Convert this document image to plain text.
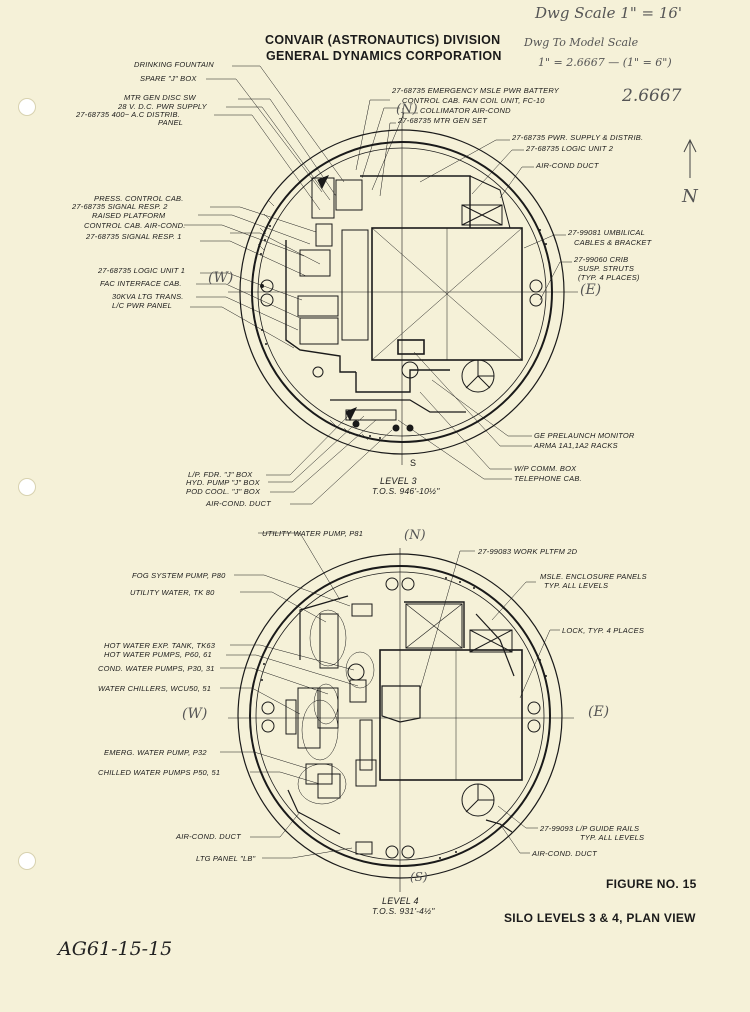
CONVAIR (ASTRONAUTICS) DIVISION
GENERAL DYNAMICS CORPORATION
Dwg Scale 1" = 16'
Dwg To Model Scale
1" = 2.6667 — (1" = 6")
2.6667
N
AG61-15-15
DRINKING FOUNTAIN
SPARE "J" BOX
MTR GEN DISC SW
28 V. D.C. PWR SUPPLY
27-68735 400~ A.C DISTRIB.
PANEL
PRESS. CONTROL CAB.
27-68735 SIGNAL RESP. 2
RAISED PLATFORM
CONTROL CAB. AIR-COND.
27-68735 SIGNAL RESP. 1
27-68735 LOGIC UNIT 1
FAC INTERFACE CAB.
30KVA LTG TRANS.
L/C PWR PANEL
27-68735 EMERGENCY MSLE PWR BATTERY
CONTROL CAB. FAN COIL UNIT, FC-10
COLLIMATOR AIR-COND
27-68735 MTR GEN SET
27-68735 PWR. SUPPLY & DISTRIB.
27-68735 LOGIC UNIT 2
AIR-COND DUCT
27-99081 UMBILICAL
CABLES & BRACKET
27-99060 CRIB
SUSP. STRUTS
(TYP. 4 PLACES)
GE PRELAUNCH MONITOR
ARMA 1A1,1A2 RACKS
W/P COMM. BOX
TELEPHONE CAB.
L/P. FDR. "J" BOX
HYD. PUMP "J" BOX
POD COOL. "J" BOX
AIR-COND. DUCT
(W)
(E)
(N)
S
LEVEL 3
T.O.S. 946'-10½"
UTILITY WATER PUMP, P81
27-99083 WORK PLTFM 2D
FOG SYSTEM PUMP, P80
UTILITY WATER, TK 80
HOT WATER EXP. TANK, TK63
HOT WATER PUMPS, P60, 61
COND. WATER PUMPS, P30, 31
WATER CHILLERS, WCU50, 51
EMERG. WATER PUMP, P32
CHILLED WATER PUMPS P50, 51
AIR-COND. DUCT
LTG PANEL "LB"
MSLE. ENCLOSURE PANELS
TYP. ALL LEVELS
LOCK, TYP. 4 PLACES
27-99093 L/P GUIDE RAILS
TYP. ALL LEVELS
AIR-COND. DUCT
(W)	(E)
(N)
(S)
LEVEL 4
T.O.S. 931'-4½"
FIGURE NO. 15
SILO LEVELS 3 & 4, PLAN VIEW
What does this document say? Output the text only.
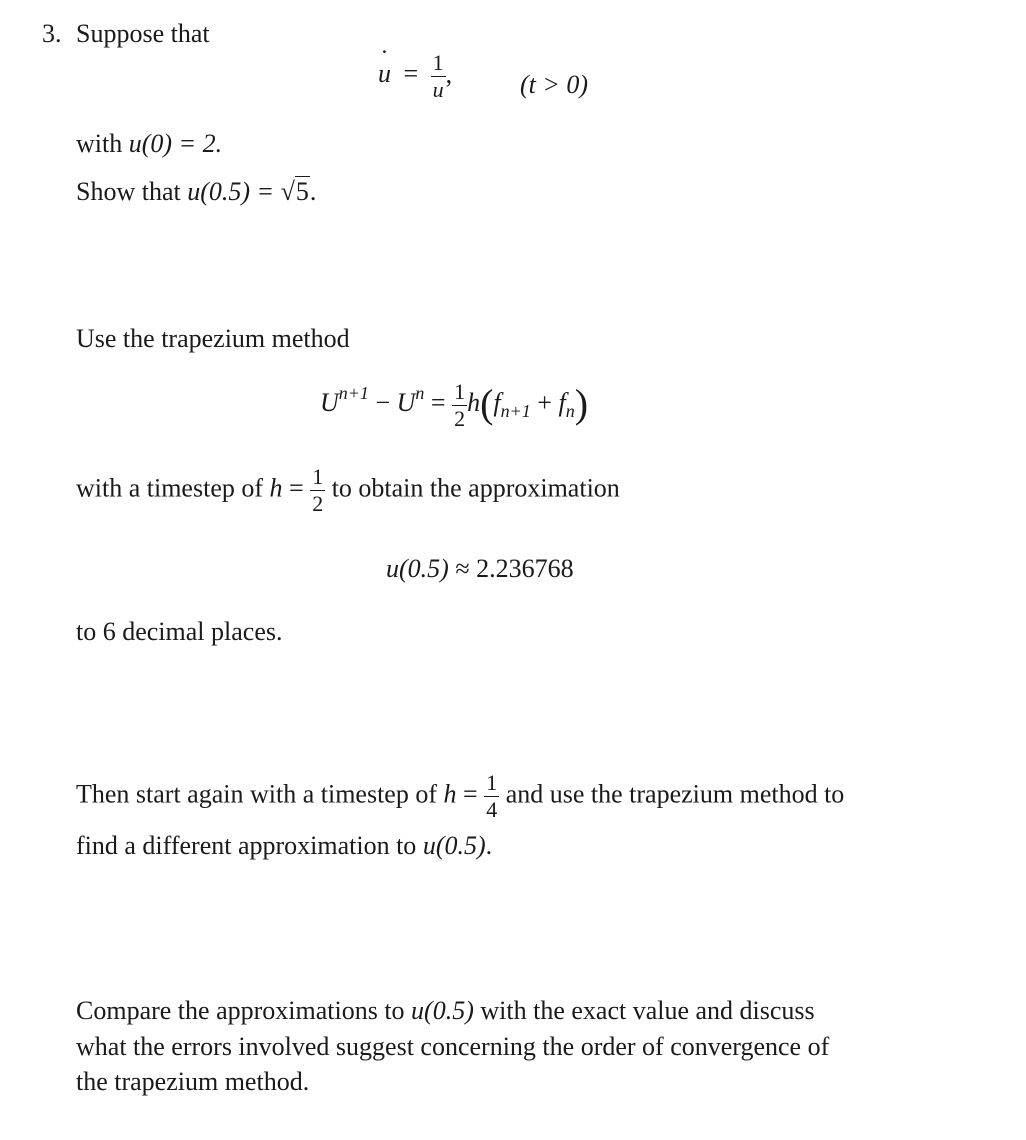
3. Suppose that
˙ $u = \frac{1}{u}$ ,	(t > 0)
with u(0) = 2.
Show that u(0.5) = √5.
Use the trapezium method
$U^{n+1} - U^n = \frac{1}{2} h(f_{n+1} + f_n)$
with a timestep of $h = \frac{1}{2}$ to obtain the approximation
u(0.5) ≈ 2.236768
to 6 decimal places.
Then start again with a timestep of $h = \frac{1}{4}$ and use the trapezium method to
find a different approximation to u(0.5).
Compare the approximations to u(0.5) with the exact value and discuss
what the errors involved suggest concerning the order of convergence of
the trapezium method.
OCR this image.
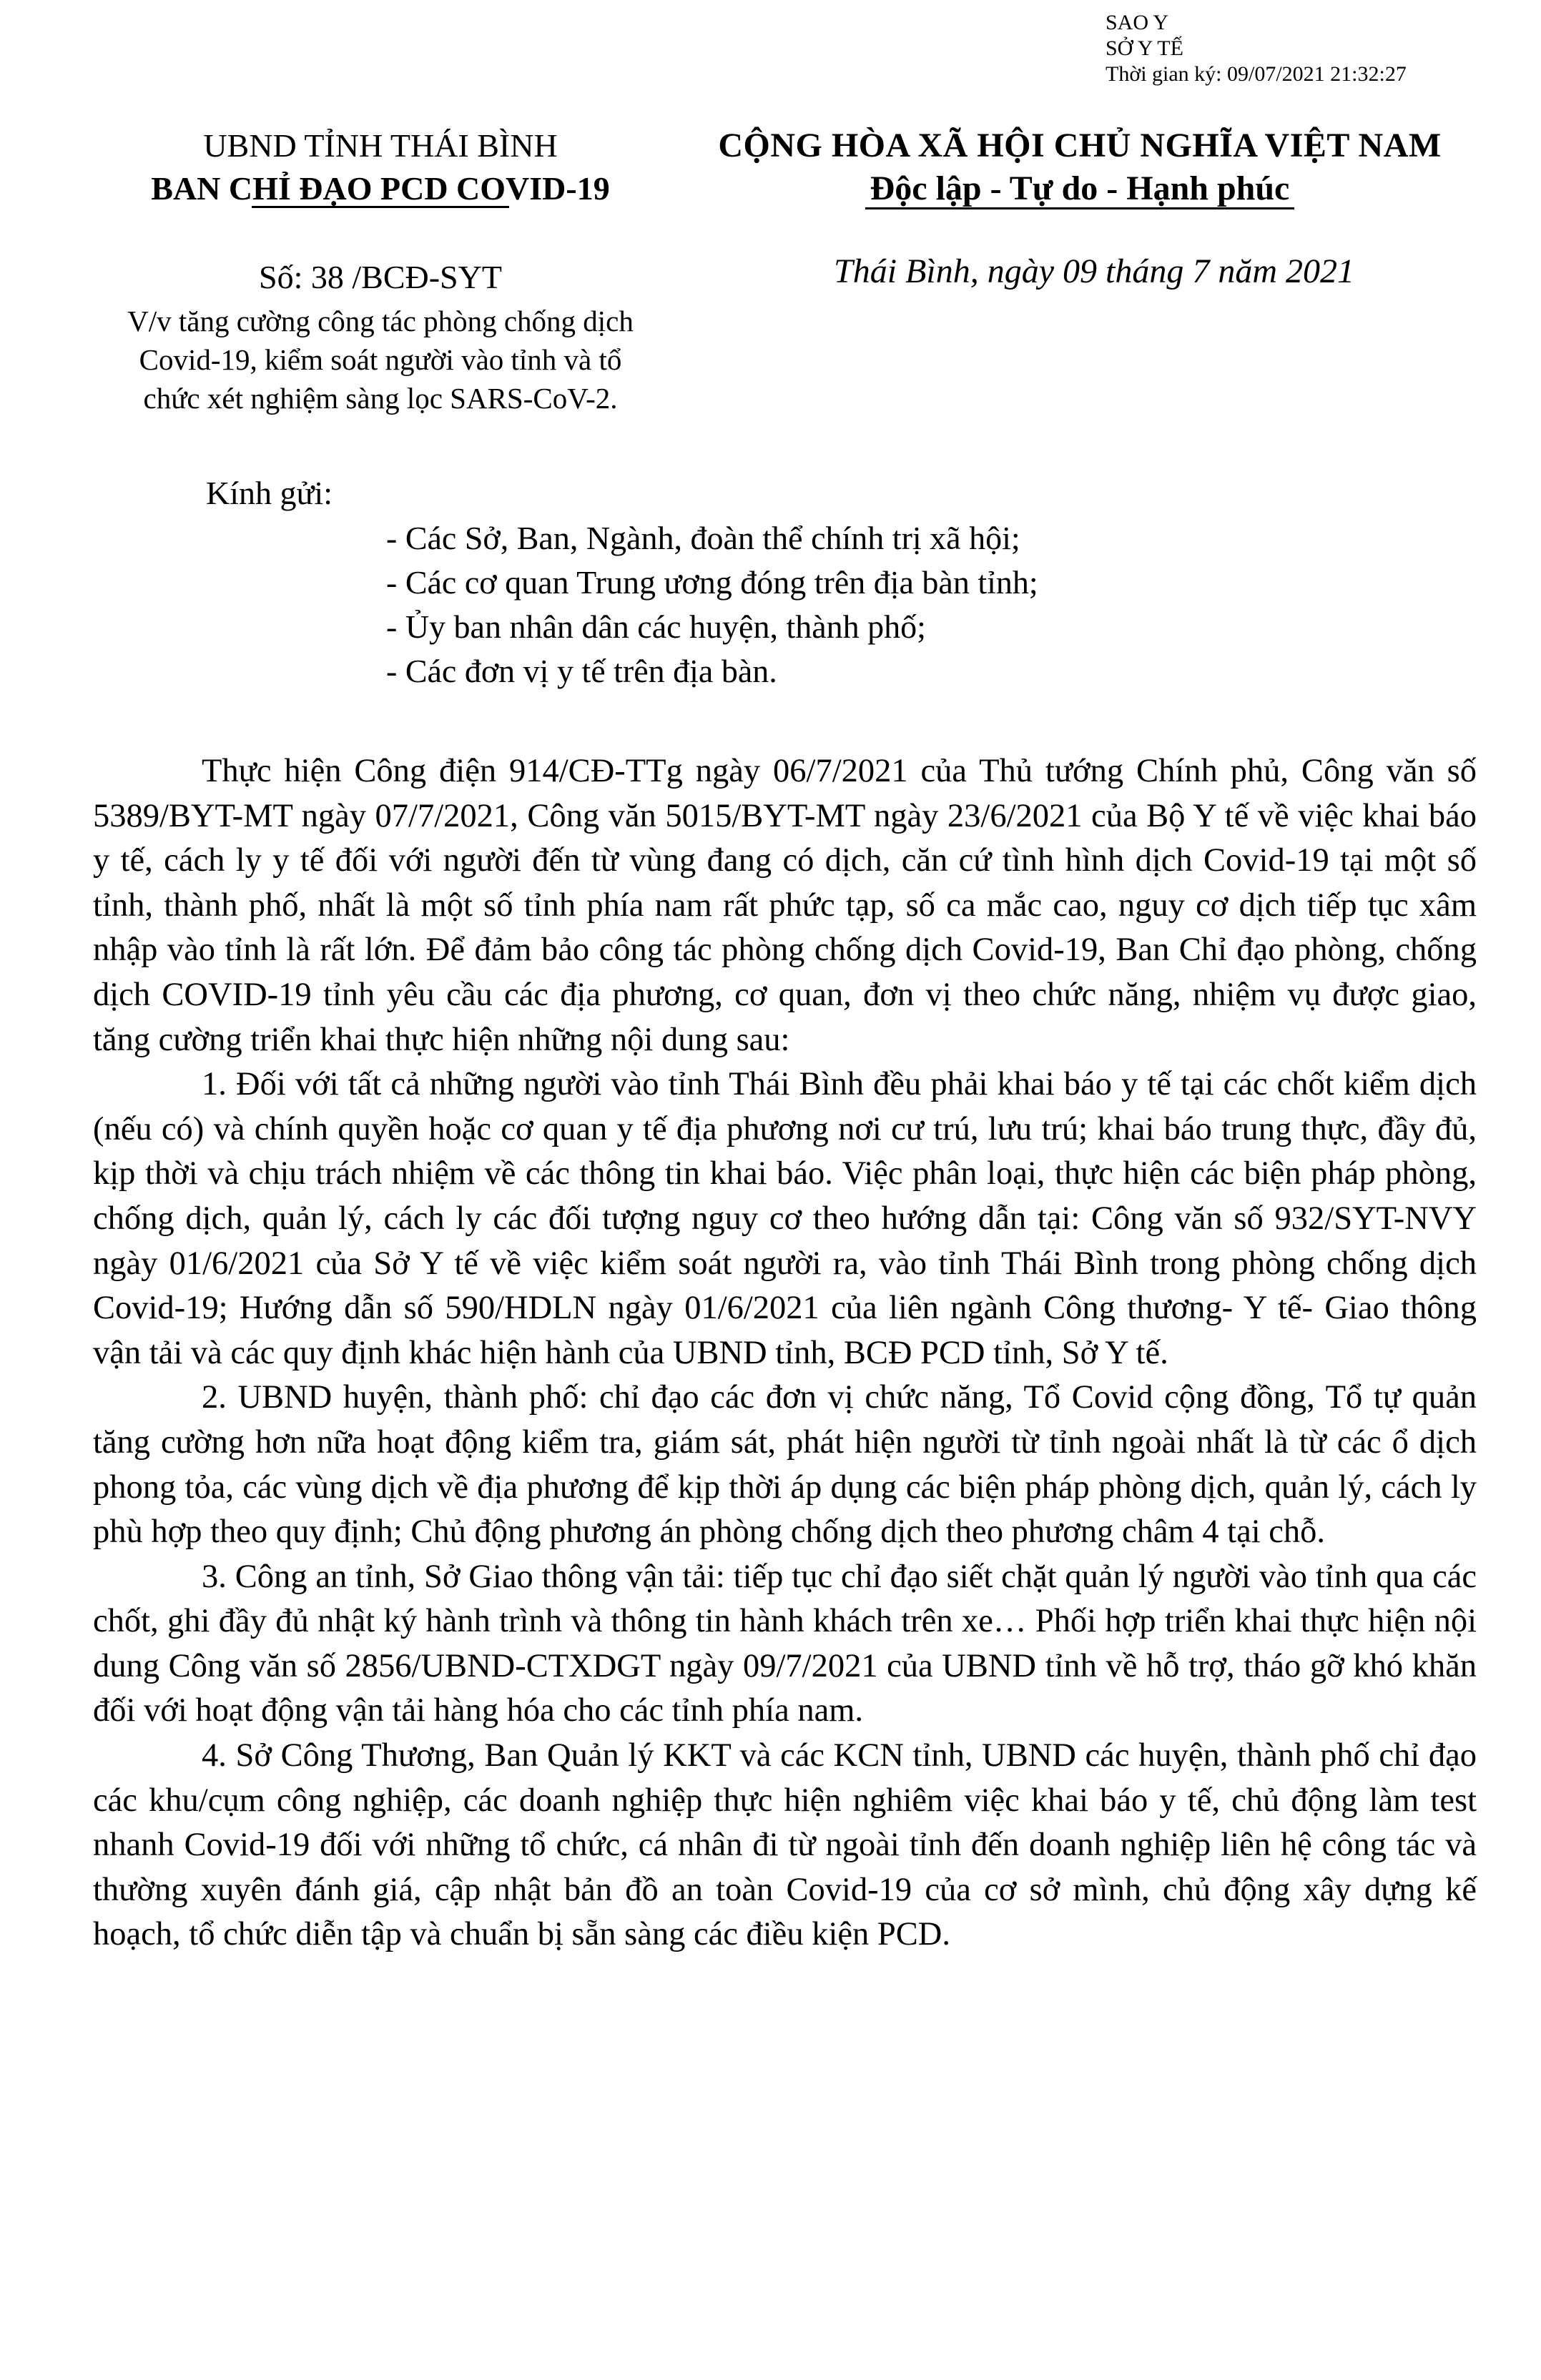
SAO Y
SỞ Y TẾ
Thời gian ký: 09/07/2021 21:32:27
UBND TỈNH THÁI BÌNH
BAN CHỈ ĐẠO PCD COVID-19
CỘNG HÒA XÃ HỘI CHỦ NGHĨA VIỆT NAM
Độc lập - Tự do - Hạnh phúc
Số: 38 /BCĐ-SYT
V/v tăng cường công tác phòng chống dịch
Covid-19, kiểm soát người vào tỉnh và tổ
chức xét nghiệm sàng lọc SARS-CoV-2.
Thái Bình, ngày 09 tháng 7 năm 2021
Kính gửi:
- Các Sở, Ban, Ngành, đoàn thể chính trị xã hội;
- Các cơ quan Trung ương đóng trên địa bàn tỉnh;
- Ủy ban nhân dân các huyện, thành phố;
- Các đơn vị y tế trên địa bàn.

Thực hiện Công điện 914/CĐ-TTg ngày 06/7/2021 của Thủ tướng Chính phủ, Công văn số 5389/BYT-MT ngày 07/7/2021, Công văn 5015/BYT-MT ngày 23/6/2021 của Bộ Y tế về việc khai báo y tế, cách ly y tế đối với người đến từ vùng đang có dịch, căn cứ tình hình dịch Covid-19 tại một số tỉnh, thành phố, nhất là một số tỉnh phía nam rất phức tạp, số ca mắc cao, nguy cơ dịch tiếp tục xâm nhập vào tỉnh là rất lớn. Để đảm bảo công tác phòng chống dịch Covid-19, Ban Chỉ đạo phòng, chống dịch COVID-19 tỉnh yêu cầu các địa phương, cơ quan, đơn vị theo chức năng, nhiệm vụ được giao, tăng cường triển khai thực hiện những nội dung sau:

1. Đối với tất cả những người vào tỉnh Thái Bình đều phải khai báo y tế tại các chốt kiểm dịch (nếu có) và chính quyền hoặc cơ quan y tế địa phương nơi cư trú, lưu trú; khai báo trung thực, đầy đủ, kịp thời và chịu trách nhiệm về các thông tin khai báo. Việc phân loại, thực hiện các biện pháp phòng, chống dịch, quản lý, cách ly các đối tượng nguy cơ theo hướng dẫn tại: Công văn số 932/SYT-NVY ngày 01/6/2021 của Sở Y tế về việc kiểm soát người ra, vào tỉnh Thái Bình trong phòng chống dịch Covid-19; Hướng dẫn số 590/HDLN ngày 01/6/2021 của liên ngành Công thương- Y tế- Giao thông vận tải và các quy định khác hiện hành của UBND tỉnh, BCĐ PCD tỉnh, Sở Y tế.

2. UBND huyện, thành phố: chỉ đạo các đơn vị chức năng, Tổ Covid cộng đồng, Tổ tự quản tăng cường hơn nữa hoạt động kiểm tra, giám sát, phát hiện người từ tỉnh ngoài nhất là từ các ổ dịch phong tỏa, các vùng dịch về địa phương để kịp thời áp dụng các biện pháp phòng dịch, quản lý, cách ly phù hợp theo quy định; Chủ động phương án phòng chống dịch theo phương châm 4 tại chỗ.

3. Công an tỉnh, Sở Giao thông vận tải: tiếp tục chỉ đạo siết chặt quản lý người vào tỉnh qua các chốt, ghi đầy đủ nhật ký hành trình và thông tin hành khách trên xe… Phối hợp triển khai thực hiện nội dung Công văn số 2856/UBND-CTXDGT ngày 09/7/2021 của UBND tỉnh về hỗ trợ, tháo gỡ khó khăn đối với hoạt động vận tải hàng hóa cho các tỉnh phía nam.

4. Sở Công Thương, Ban Quản lý KKT và các KCN tỉnh, UBND các huyện, thành phố chỉ đạo các khu/cụm công nghiệp, các doanh nghiệp thực hiện nghiêm việc khai báo y tế, chủ động làm test nhanh Covid-19 đối với những tổ chức, cá nhân đi từ ngoài tỉnh đến doanh nghiệp liên hệ công tác và thường xuyên đánh giá, cập nhật bản đồ an toàn Covid-19 của cơ sở mình, chủ động xây dựng kế hoạch, tổ chức diễn tập và chuẩn bị sẵn sàng các điều kiện PCD.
____
All of the records need repeating exactly, except for the pictures.

Convert this document image to plain text.
CONVAIR (ASTRONAUTICS) DIVISION
GENERAL DYNAMICS CORPORATION
Dwg Scale 1" = 16'
Dwg To Model Scale
1" = 2.6667 — (1" = 6")
2.6667
N
AG61-15-15
DRINKING FOUNTAIN
SPARE "J" BOX
MTR GEN DISC SW
28 V. D.C. PWR SUPPLY
27-68735 400~ A.C DISTRIB.
PANEL
PRESS. CONTROL CAB.
27-68735 SIGNAL RESP. 2
RAISED PLATFORM
CONTROL CAB. AIR-COND.
27-68735 SIGNAL RESP. 1
27-68735 LOGIC UNIT 1
FAC INTERFACE CAB.
30KVA LTG TRANS.
L/C PWR PANEL
27-68735 EMERGENCY MSLE PWR BATTERY
CONTROL CAB. FAN COIL UNIT, FC-10
COLLIMATOR AIR-COND
27-68735 MTR GEN SET
27-68735 PWR. SUPPLY & DISTRIB.
27-68735 LOGIC UNIT 2
AIR-COND DUCT
27-99081 UMBILICAL
CABLES & BRACKET
27-99060 CRIB
SUSP. STRUTS
(TYP. 4 PLACES)
GE PRELAUNCH MONITOR
ARMA 1A1,1A2 RACKS
W/P COMM. BOX
TELEPHONE CAB.
L/P. FDR. "J" BOX
HYD. PUMP "J" BOX
POD COOL. "J" BOX
AIR-COND. DUCT
(W)
(E)
(N)
S
LEVEL 3
T.O.S. 946'-10½"
UTILITY WATER PUMP, P81
27-99083 WORK PLTFM 2D
FOG SYSTEM PUMP, P80
UTILITY WATER, TK 80
HOT WATER EXP. TANK, TK63
HOT WATER PUMPS, P60, 61
COND. WATER PUMPS, P30, 31
WATER CHILLERS, WCU50, 51
EMERG. WATER PUMP, P32
CHILLED WATER PUMPS P50, 51
AIR-COND. DUCT
LTG PANEL "LB"
MSLE. ENCLOSURE PANELS
TYP. ALL LEVELS
LOCK, TYP. 4 PLACES
27-99093 L/P GUIDE RAILS
TYP. ALL LEVELS
AIR-COND. DUCT
(W)	(E)
(N)
(S)
LEVEL 4
T.O.S. 931'-4½"
FIGURE NO. 15
SILO LEVELS 3 & 4, PLAN VIEW
What does this document say? Output the text only.
3. Suppose that
˙ $u = \frac{1}{u}$ ,	(t > 0)
with u(0) = 2.
Show that u(0.5) = √5.
Use the trapezium method
$U^{n+1} - U^n = \frac{1}{2} h(f_{n+1} + f_n)$
with a timestep of $h = \frac{1}{2}$ to obtain the approximation
u(0.5) ≈ 2.236768
to 6 decimal places.
Then start again with a timestep of $h = \frac{1}{4}$ and use the trapezium method to
find a different approximation to u(0.5).
Compare the approximations to u(0.5) with the exact value and discuss
what the errors involved suggest concerning the order of convergence of
the trapezium method.
OCR this image.
SAO Y
SỞ Y TẾ
Thời gian ký: 09/07/2021 21:32:27
UBND TỈNH THÁI BÌNH
BAN CHỈ ĐẠO PCD COVID-19
CỘNG HÒA XÃ HỘI CHỦ NGHĨA VIỆT NAM
Độc lập - Tự do - Hạnh phúc
Số: 38 /BCĐ-SYT
V/v tăng cường công tác phòng chống dịch
Covid-19, kiểm soát người vào tỉnh và tổ
chức xét nghiệm sàng lọc SARS-CoV-2.
Thái Bình, ngày 09 tháng 7 năm 2021
Kính gửi:
- Các Sở, Ban, Ngành, đoàn thể chính trị xã hội;
- Các cơ quan Trung ương đóng trên địa bàn tỉnh;
- Ủy ban nhân dân các huyện, thành phố;
- Các đơn vị y tế trên địa bàn.

Thực hiện Công điện 914/CĐ-TTg ngày 06/7/2021 của Thủ tướng Chính phủ, Công văn số 5389/BYT-MT ngày 07/7/2021, Công văn 5015/BYT-MT ngày 23/6/2021 của Bộ Y tế về việc khai báo y tế, cách ly y tế đối với người đến từ vùng đang có dịch, căn cứ tình hình dịch Covid-19 tại một số tỉnh, thành phố, nhất là một số tỉnh phía nam rất phức tạp, số ca mắc cao, nguy cơ dịch tiếp tục xâm nhập vào tỉnh là rất lớn. Để đảm bảo công tác phòng chống dịch Covid-19, Ban Chỉ đạo phòng, chống dịch COVID-19 tỉnh yêu cầu các địa phương, cơ quan, đơn vị theo chức năng, nhiệm vụ được giao, tăng cường triển khai thực hiện những nội dung sau:

1. Đối với tất cả những người vào tỉnh Thái Bình đều phải khai báo y tế tại các chốt kiểm dịch (nếu có) và chính quyền hoặc cơ quan y tế địa phương nơi cư trú, lưu trú; khai báo trung thực, đầy đủ, kịp thời và chịu trách nhiệm về các thông tin khai báo. Việc phân loại, thực hiện các biện pháp phòng, chống dịch, quản lý, cách ly các đối tượng nguy cơ theo hướng dẫn tại: Công văn số 932/SYT-NVY ngày 01/6/2021 của Sở Y tế về việc kiểm soát người ra, vào tỉnh Thái Bình trong phòng chống dịch Covid-19; Hướng dẫn số 590/HDLN ngày 01/6/2021 của liên ngành Công thương- Y tế- Giao thông vận tải và các quy định khác hiện hành của UBND tỉnh, BCĐ PCD tỉnh, Sở Y tế.

2. UBND huyện, thành phố: chỉ đạo các đơn vị chức năng, Tổ Covid cộng đồng, Tổ tự quản tăng cường hơn nữa hoạt động kiểm tra, giám sát, phát hiện người từ tỉnh ngoài nhất là từ các ổ dịch phong tỏa, các vùng dịch về địa phương để kịp thời áp dụng các biện pháp phòng dịch, quản lý, cách ly phù hợp theo quy định; Chủ động phương án phòng chống dịch theo phương châm 4 tại chỗ.

3. Công an tỉnh, Sở Giao thông vận tải: tiếp tục chỉ đạo siết chặt quản lý người vào tỉnh qua các chốt, ghi đầy đủ nhật ký hành trình và thông tin hành khách trên xe… Phối hợp triển khai thực hiện nội dung Công văn số 2856/UBND-CTXDGT ngày 09/7/2021 của UBND tỉnh về hỗ trợ, tháo gỡ khó khăn đối với hoạt động vận tải hàng hóa cho các tỉnh phía nam.

4. Sở Công Thương, Ban Quản lý KKT và các KCN tỉnh, UBND các huyện, thành phố chỉ đạo các khu/cụm công nghiệp, các doanh nghiệp thực hiện nghiêm việc khai báo y tế, chủ động làm test nhanh Covid-19 đối với những tổ chức, cá nhân đi từ ngoài tỉnh đến doanh nghiệp liên hệ công tác và thường xuyên đánh giá, cập nhật bản đồ an toàn Covid-19 của cơ sở mình, chủ động xây dựng kế hoạch, tổ chức diễn tập và chuẩn bị sẵn sàng các điều kiện PCD.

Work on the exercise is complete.